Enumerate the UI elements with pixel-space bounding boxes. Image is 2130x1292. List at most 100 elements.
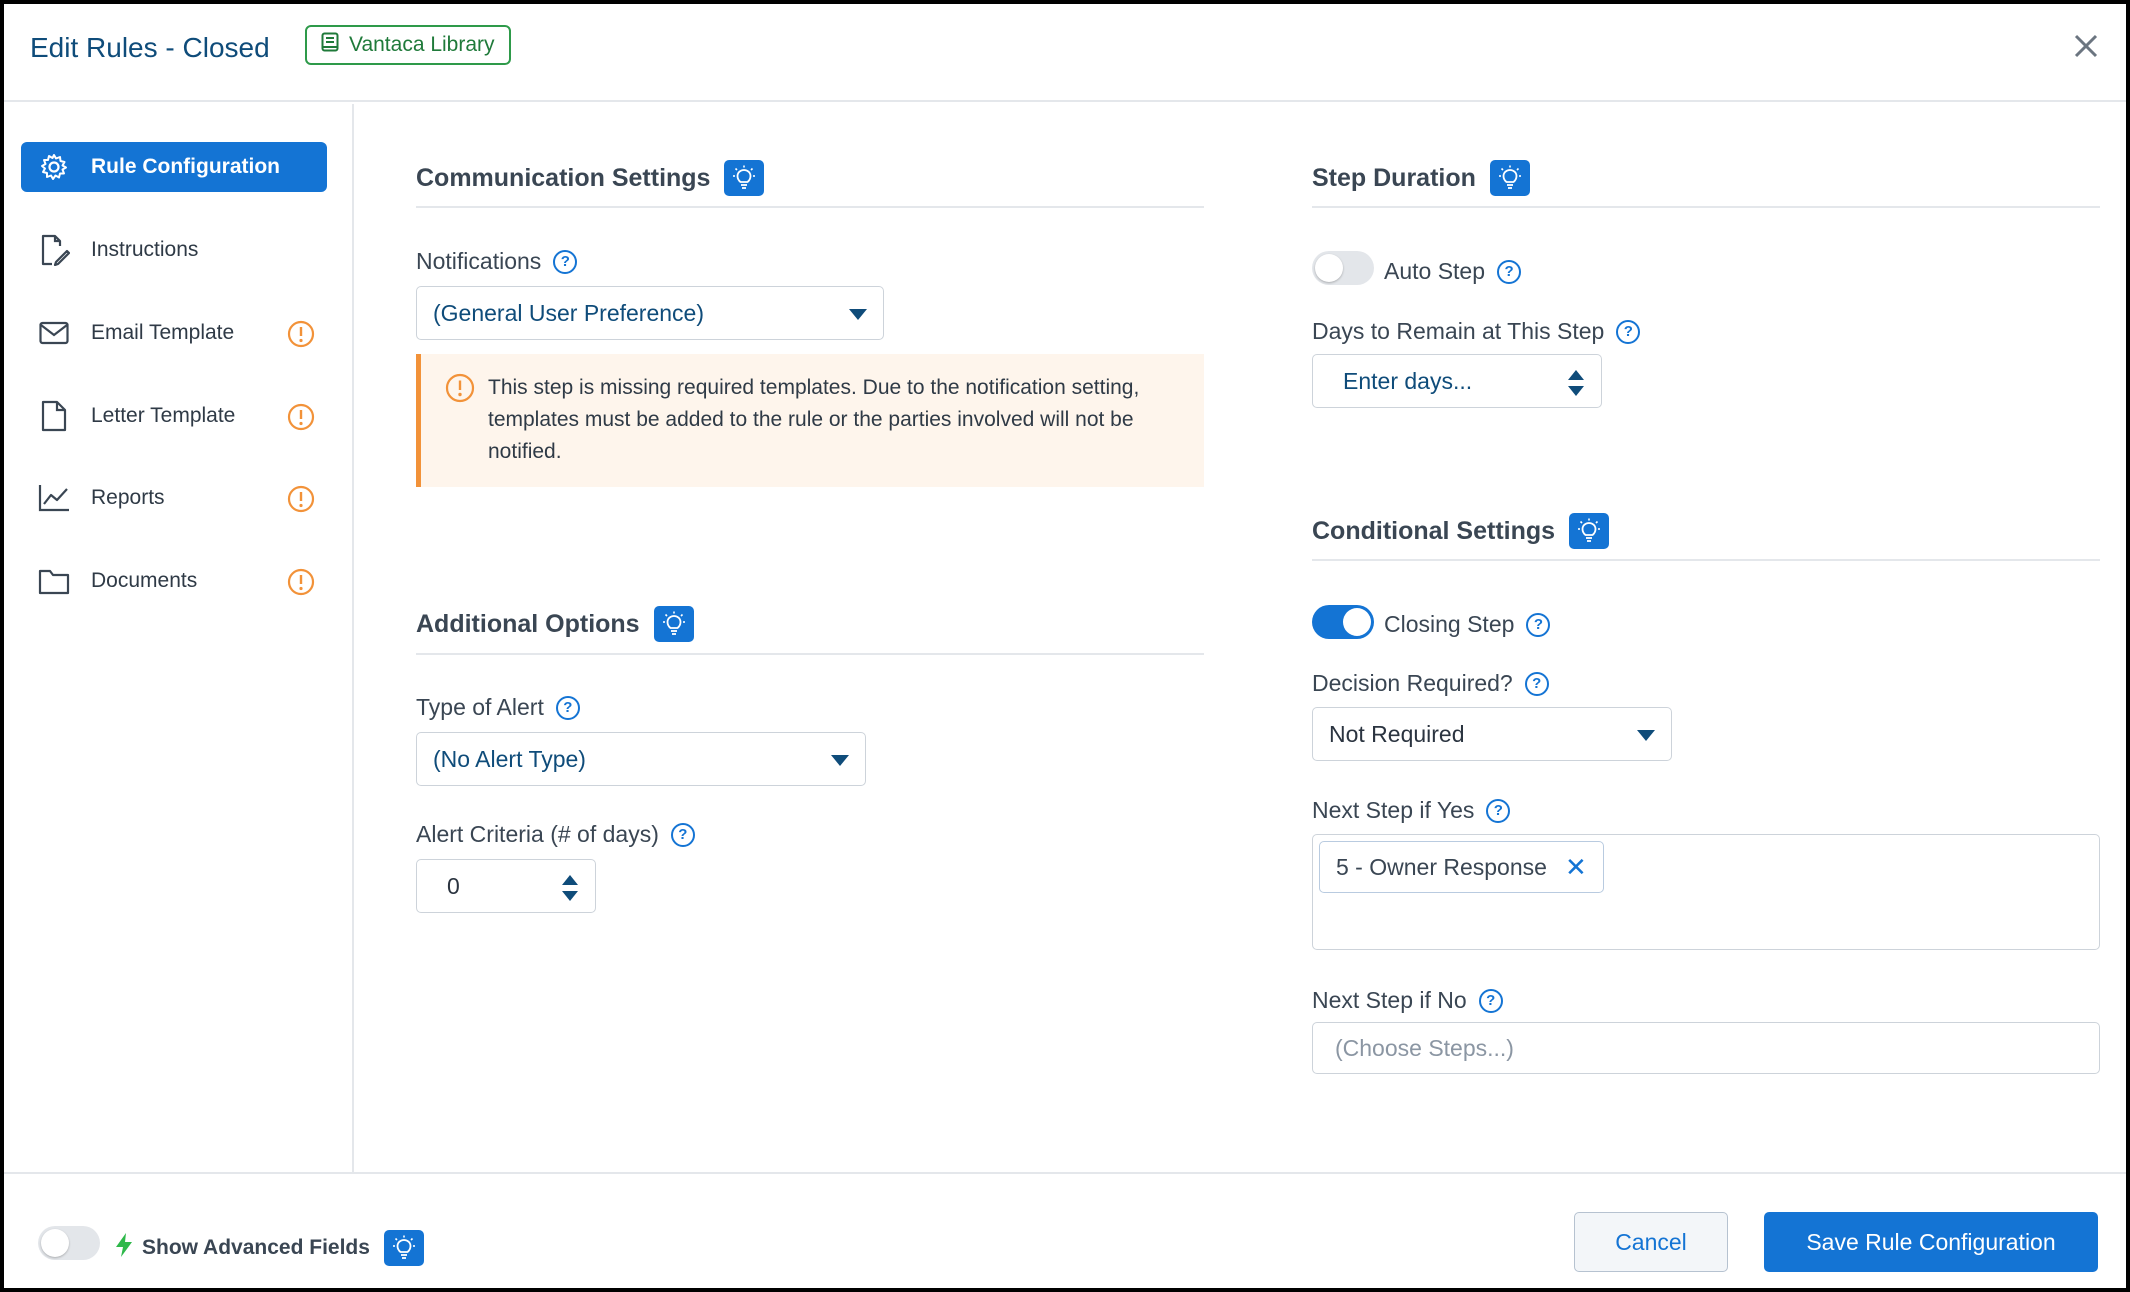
edit-rules-modal: Edit Rules - Closed Vantaca Library Rule… xyxy=(4,4,2126,1288)
help-icon[interactable]: ? xyxy=(1497,259,1522,284)
caret-down-icon xyxy=(849,309,867,320)
library-badge-label: Vantaca Library xyxy=(349,33,495,56)
next-step-no-label: Next Step if No ? xyxy=(1312,987,1503,1014)
next-step-no-select[interactable]: (Choose Steps...) xyxy=(1312,1022,2100,1074)
alert-criteria-stepper[interactable]: 0 xyxy=(416,859,596,913)
alert-type-label: Type of Alert ? xyxy=(416,694,580,721)
warning-icon xyxy=(287,403,315,437)
sidebar-item-reports[interactable]: Reports xyxy=(21,473,327,523)
sidebar-item-label: Email Template xyxy=(91,321,235,344)
additional-options-title: Additional Options xyxy=(416,606,694,642)
help-icon[interactable]: ? xyxy=(1486,798,1511,823)
conditional-settings-title: Conditional Settings xyxy=(1312,513,1610,549)
label-text: Next Step if No xyxy=(1312,987,1467,1013)
select-value: Not Required xyxy=(1329,720,1465,747)
help-icon[interactable]: ? xyxy=(1616,319,1641,344)
selected-step-chip: 5 - Owner Response ✕ xyxy=(1319,841,1604,893)
next-step-yes-multiselect[interactable]: 5 - Owner Response ✕ xyxy=(1312,834,2100,950)
lightbulb-icon[interactable] xyxy=(653,606,694,642)
toggle-knob xyxy=(1315,254,1343,282)
missing-templates-alert: This step is missing required templates.… xyxy=(416,354,1204,487)
warning-icon xyxy=(445,373,475,408)
label-text: Type of Alert xyxy=(416,694,544,720)
spinner-icon[interactable] xyxy=(1567,369,1585,397)
caret-down-icon xyxy=(1637,730,1655,741)
sidebar-item-label: Reports xyxy=(91,486,165,509)
help-icon[interactable]: ? xyxy=(670,822,695,847)
section-divider xyxy=(416,653,1204,655)
spinner-icon[interactable] xyxy=(561,874,579,902)
section-divider xyxy=(1312,206,2100,208)
sidebar-item-rule-configuration[interactable]: Rule Configuration xyxy=(21,142,327,192)
warning-icon xyxy=(287,485,315,519)
lightbulb-icon[interactable] xyxy=(724,160,765,196)
folder-icon xyxy=(37,564,71,598)
help-icon[interactable]: ? xyxy=(553,249,578,274)
label-text: Closing Step xyxy=(1384,611,1515,637)
envelope-icon xyxy=(37,316,71,350)
sidebar-item-letter-template[interactable]: Letter Template xyxy=(21,391,327,441)
warning-icon xyxy=(287,568,315,602)
lightbulb-icon[interactable] xyxy=(1489,160,1530,196)
help-icon[interactable]: ? xyxy=(555,695,580,720)
alert-type-select[interactable]: (No Alert Type) xyxy=(416,732,866,786)
section-title-text: Communication Settings xyxy=(416,163,711,192)
select-value: (General User Preference) xyxy=(433,299,704,326)
toggle-knob xyxy=(41,1229,69,1257)
help-icon[interactable]: ? xyxy=(1478,988,1503,1013)
sidebar-item-documents[interactable]: Documents xyxy=(21,556,327,606)
days-remain-label: Days to Remain at This Step ? xyxy=(1312,318,1641,345)
edit-document-icon xyxy=(37,233,71,267)
save-rule-configuration-button[interactable]: Save Rule Configuration xyxy=(1764,1212,2098,1272)
modal-header: Edit Rules - Closed Vantaca Library xyxy=(4,4,2126,102)
library-badge[interactable]: Vantaca Library xyxy=(305,25,511,65)
close-icon[interactable] xyxy=(2066,26,2106,66)
input-placeholder: Enter days... xyxy=(1343,367,1473,394)
closing-step-toggle[interactable] xyxy=(1312,605,1374,639)
label-text: Next Step if Yes xyxy=(1312,797,1475,823)
stepper-value: 0 xyxy=(447,872,460,899)
notifications-select[interactable]: (General User Preference) xyxy=(416,286,884,340)
days-remain-input[interactable]: Enter days... xyxy=(1312,354,1602,408)
label-text: Days to Remain at This Step xyxy=(1312,318,1605,344)
notifications-label: Notifications ? xyxy=(416,248,578,275)
next-step-yes-label: Next Step if Yes ? xyxy=(1312,797,1511,824)
label-text: Notifications xyxy=(416,248,542,274)
help-icon[interactable]: ? xyxy=(1524,671,1549,696)
sidebar-nav: Rule Configuration Instructions Email Te… xyxy=(4,104,354,1174)
advanced-fields-toggle[interactable] xyxy=(38,1226,100,1260)
warning-icon xyxy=(287,320,315,354)
help-icon[interactable]: ? xyxy=(1526,612,1551,637)
section-divider xyxy=(416,206,1204,208)
sidebar-item-label: Rule Configuration xyxy=(91,155,280,178)
gear-icon xyxy=(37,150,71,184)
cancel-button[interactable]: Cancel xyxy=(1574,1212,1728,1272)
sidebar-item-email-template[interactable]: Email Template xyxy=(21,308,327,358)
label-text: Show Advanced Fields xyxy=(142,1236,370,1259)
communication-settings-title: Communication Settings xyxy=(416,160,765,196)
sidebar-item-instructions[interactable]: Instructions xyxy=(21,225,327,275)
book-icon xyxy=(321,32,339,58)
document-icon xyxy=(37,399,71,433)
auto-step-toggle[interactable] xyxy=(1312,251,1374,285)
advanced-fields-label: Show Advanced Fields xyxy=(114,1230,424,1266)
decision-required-select[interactable]: Not Required xyxy=(1312,707,1672,761)
section-title-text: Additional Options xyxy=(416,609,640,638)
caret-down-icon xyxy=(831,755,849,766)
auto-step-label: Auto Step ? xyxy=(1384,258,1522,285)
decision-required-label: Decision Required? ? xyxy=(1312,670,1549,697)
chip-label: 5 - Owner Response xyxy=(1336,853,1547,880)
select-placeholder: (Choose Steps...) xyxy=(1335,1034,1514,1061)
label-text: Alert Criteria (# of days) xyxy=(416,821,659,847)
label-text: Auto Step xyxy=(1384,258,1486,284)
section-divider xyxy=(1312,559,2100,561)
remove-icon[interactable]: ✕ xyxy=(1565,852,1587,883)
label-text: Decision Required? xyxy=(1312,670,1513,696)
step-duration-title: Step Duration xyxy=(1312,160,1530,196)
alert-text: This step is missing required templates.… xyxy=(488,376,1140,463)
alert-criteria-label: Alert Criteria (# of days) ? xyxy=(416,821,695,848)
lightbulb-icon[interactable] xyxy=(383,1230,424,1266)
lightbulb-icon[interactable] xyxy=(1569,513,1610,549)
modal-title: Edit Rules - Closed xyxy=(30,32,270,63)
sidebar-item-label: Letter Template xyxy=(91,404,236,427)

━━━━━━━━━━━━━━━━

Please return each line of the records above word for word, leaving out the pictures.

Enumerate the UI elements with pixel-space bounding boxes. Image is 2130x1292. List at most 100 elements.
edit-rules-modal: Edit Rules - Closed Vantaca Library Rule… xyxy=(4,4,2126,1288)
help-icon[interactable]: ? xyxy=(1497,259,1522,284)
caret-down-icon xyxy=(849,309,867,320)
library-badge-label: Vantaca Library xyxy=(349,33,495,56)
next-step-no-label: Next Step if No ? xyxy=(1312,987,1503,1014)
next-step-no-select[interactable]: (Choose Steps...) xyxy=(1312,1022,2100,1074)
alert-criteria-stepper[interactable]: 0 xyxy=(416,859,596,913)
alert-type-label: Type of Alert ? xyxy=(416,694,580,721)
warning-icon xyxy=(287,403,315,437)
sidebar-item-reports[interactable]: Reports xyxy=(21,473,327,523)
sidebar-item-label: Email Template xyxy=(91,321,235,344)
additional-options-title: Additional Options xyxy=(416,606,694,642)
help-icon[interactable]: ? xyxy=(1486,798,1511,823)
conditional-settings-title: Conditional Settings xyxy=(1312,513,1610,549)
label-text: Next Step if No xyxy=(1312,987,1467,1013)
select-value: Not Required xyxy=(1329,720,1465,747)
help-icon[interactable]: ? xyxy=(1616,319,1641,344)
selected-step-chip: 5 - Owner Response ✕ xyxy=(1319,841,1604,893)
next-step-yes-multiselect[interactable]: 5 - Owner Response ✕ xyxy=(1312,834,2100,950)
lightbulb-icon[interactable] xyxy=(653,606,694,642)
toggle-knob xyxy=(1315,254,1343,282)
missing-templates-alert: This step is missing required templates.… xyxy=(416,354,1204,487)
warning-icon xyxy=(445,373,475,408)
label-text: Type of Alert xyxy=(416,694,544,720)
spinner-icon[interactable] xyxy=(1567,369,1585,397)
caret-down-icon xyxy=(1637,730,1655,741)
sidebar-item-label: Reports xyxy=(91,486,165,509)
help-icon[interactable]: ? xyxy=(670,822,695,847)
section-divider xyxy=(416,653,1204,655)
spinner-icon[interactable] xyxy=(561,874,579,902)
section-divider xyxy=(1312,206,2100,208)
sidebar-item-rule-configuration[interactable]: Rule Configuration xyxy=(21,142,327,192)
warning-icon xyxy=(287,485,315,519)
lightbulb-icon[interactable] xyxy=(724,160,765,196)
folder-icon xyxy=(37,564,71,598)
help-icon[interactable]: ? xyxy=(553,249,578,274)
label-text: Closing Step xyxy=(1384,611,1515,637)
envelope-icon xyxy=(37,316,71,350)
sidebar-item-letter-template[interactable]: Letter Template xyxy=(21,391,327,441)
warning-icon xyxy=(287,568,315,602)
lightbulb-icon[interactable] xyxy=(1489,160,1530,196)
help-icon[interactable]: ? xyxy=(555,695,580,720)
alert-type-select[interactable]: (No Alert Type) xyxy=(416,732,866,786)
section-title-text: Communication Settings xyxy=(416,163,711,192)
select-value: (General User Preference) xyxy=(433,299,704,326)
toggle-knob xyxy=(41,1229,69,1257)
help-icon[interactable]: ? xyxy=(1478,988,1503,1013)
sidebar-item-documents[interactable]: Documents xyxy=(21,556,327,606)
days-remain-label: Days to Remain at This Step ? xyxy=(1312,318,1641,345)
edit-document-icon xyxy=(37,233,71,267)
save-rule-configuration-button[interactable]: Save Rule Configuration xyxy=(1764,1212,2098,1272)
modal-header: Edit Rules - Closed Vantaca Library xyxy=(4,4,2126,102)
library-badge[interactable]: Vantaca Library xyxy=(305,25,511,65)
close-icon[interactable] xyxy=(2066,26,2106,66)
input-placeholder: Enter days... xyxy=(1343,367,1473,394)
closing-step-toggle[interactable] xyxy=(1312,605,1374,639)
label-text: Next Step if Yes xyxy=(1312,797,1475,823)
stepper-value: 0 xyxy=(447,872,460,899)
notifications-select[interactable]: (General User Preference) xyxy=(416,286,884,340)
days-remain-input[interactable]: Enter days... xyxy=(1312,354,1602,408)
label-text: Days to Remain at This Step xyxy=(1312,318,1605,344)
notifications-label: Notifications ? xyxy=(416,248,578,275)
next-step-yes-label: Next Step if Yes ? xyxy=(1312,797,1511,824)
label-text: Notifications xyxy=(416,248,542,274)
help-icon[interactable]: ? xyxy=(1524,671,1549,696)
sidebar-nav: Rule Configuration Instructions Email Te… xyxy=(4,104,354,1174)
advanced-fields-toggle[interactable] xyxy=(38,1226,100,1260)
warning-icon xyxy=(287,320,315,354)
help-icon[interactable]: ? xyxy=(1526,612,1551,637)
section-divider xyxy=(416,206,1204,208)
sidebar-item-label: Rule Configuration xyxy=(91,155,280,178)
gear-icon xyxy=(37,150,71,184)
cancel-button[interactable]: Cancel xyxy=(1574,1212,1728,1272)
sidebar-item-email-template[interactable]: Email Template xyxy=(21,308,327,358)
label-text: Show Advanced Fields xyxy=(142,1236,370,1259)
communication-settings-title: Communication Settings xyxy=(416,160,765,196)
sidebar-item-instructions[interactable]: Instructions xyxy=(21,225,327,275)
book-icon xyxy=(321,32,339,58)
document-icon xyxy=(37,399,71,433)
auto-step-toggle[interactable] xyxy=(1312,251,1374,285)
advanced-fields-label: Show Advanced Fields xyxy=(114,1230,424,1266)
decision-required-select[interactable]: Not Required xyxy=(1312,707,1672,761)
section-title-text: Additional Options xyxy=(416,609,640,638)
caret-down-icon xyxy=(831,755,849,766)
auto-step-label: Auto Step ? xyxy=(1384,258,1522,285)
decision-required-label: Decision Required? ? xyxy=(1312,670,1549,697)
chip-label: 5 - Owner Response xyxy=(1336,853,1547,880)
select-placeholder: (Choose Steps...) xyxy=(1335,1034,1514,1061)
label-text: Alert Criteria (# of days) xyxy=(416,821,659,847)
label-text: Auto Step xyxy=(1384,258,1486,284)
section-divider xyxy=(1312,559,2100,561)
remove-icon[interactable]: ✕ xyxy=(1565,852,1587,883)
label-text: Decision Required? xyxy=(1312,670,1513,696)
step-duration-title: Step Duration xyxy=(1312,160,1530,196)
alert-text: This step is missing required templates.… xyxy=(488,376,1140,463)
alert-criteria-label: Alert Criteria (# of days) ? xyxy=(416,821,695,848)
lightbulb-icon[interactable] xyxy=(383,1230,424,1266)
lightbulb-icon[interactable] xyxy=(1569,513,1610,549)
modal-title: Edit Rules - Closed xyxy=(30,32,270,63)
sidebar-item-label: Letter Template xyxy=(91,404,236,427)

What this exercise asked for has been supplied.